Your task is to print every entry below exactly as given.
--- BEGIN ---
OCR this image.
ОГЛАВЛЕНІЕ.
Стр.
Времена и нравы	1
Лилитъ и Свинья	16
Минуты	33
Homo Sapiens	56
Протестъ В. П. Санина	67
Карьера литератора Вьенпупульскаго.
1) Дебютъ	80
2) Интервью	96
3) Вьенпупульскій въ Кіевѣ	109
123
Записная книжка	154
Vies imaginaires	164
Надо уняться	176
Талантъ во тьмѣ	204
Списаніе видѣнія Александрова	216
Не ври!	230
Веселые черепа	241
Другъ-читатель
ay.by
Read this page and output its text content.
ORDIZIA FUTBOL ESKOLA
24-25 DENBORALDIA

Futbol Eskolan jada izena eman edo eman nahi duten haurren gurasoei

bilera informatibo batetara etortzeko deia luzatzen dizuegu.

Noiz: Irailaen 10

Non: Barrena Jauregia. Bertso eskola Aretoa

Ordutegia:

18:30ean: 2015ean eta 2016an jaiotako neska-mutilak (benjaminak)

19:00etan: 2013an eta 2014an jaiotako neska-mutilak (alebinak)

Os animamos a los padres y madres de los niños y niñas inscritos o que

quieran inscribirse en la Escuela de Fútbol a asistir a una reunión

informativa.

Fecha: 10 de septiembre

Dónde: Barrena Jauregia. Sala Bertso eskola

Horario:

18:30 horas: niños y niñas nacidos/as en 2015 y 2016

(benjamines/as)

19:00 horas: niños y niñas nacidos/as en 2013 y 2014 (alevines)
--- END ---
* Output of the task *
OCR this image.
ОГЛАВЛЕНІЕ.
Стр.
Времена и нравы	1
Лилитъ и Свинья	16
Минуты	33
Homo Sapiens	56
Протестъ В. П. Санина	67
Карьера литератора Вьенпупульскаго.
1) Дебютъ	80
2) Интервью	96
3) Вьенпупульскій въ Кіевѣ	109
123
Записная книжка	154
Vies imaginaires	164
Надо уняться	176
Талантъ во тьмѣ	204
Списаніе видѣнія Александрова	216
Не ври!	230
Веселые черепа	241
Другъ-читатель
ay.by
Read this page and output its text content.
ORDIZIA FUTBOL ESKOLA
24-25 DENBORALDIA

Futbol Eskolan jada izena eman edo eman nahi duten haurren gurasoei

bilera informatibo batetara etortzeko deia luzatzen dizuegu.

Noiz: Irailaen 10

Non: Barrena Jauregia. Bertso eskola Aretoa

Ordutegia:

18:30ean: 2015ean eta 2016an jaiotako neska-mutilak (benjaminak)

19:00etan: 2013an eta 2014an jaiotako neska-mutilak (alebinak)

Os animamos a los padres y madres de los niños y niñas inscritos o que

quieran inscribirse en la Escuela de Fútbol a asistir a una reunión

informativa.

Fecha: 10 de septiembre

Dónde: Barrena Jauregia. Sala Bertso eskola

Horario:

18:30 horas: niños y niñas nacidos/as en 2015 y 2016

(benjamines/as)

19:00 horas: niños y niñas nacidos/as en 2013 y 2014 (alevines)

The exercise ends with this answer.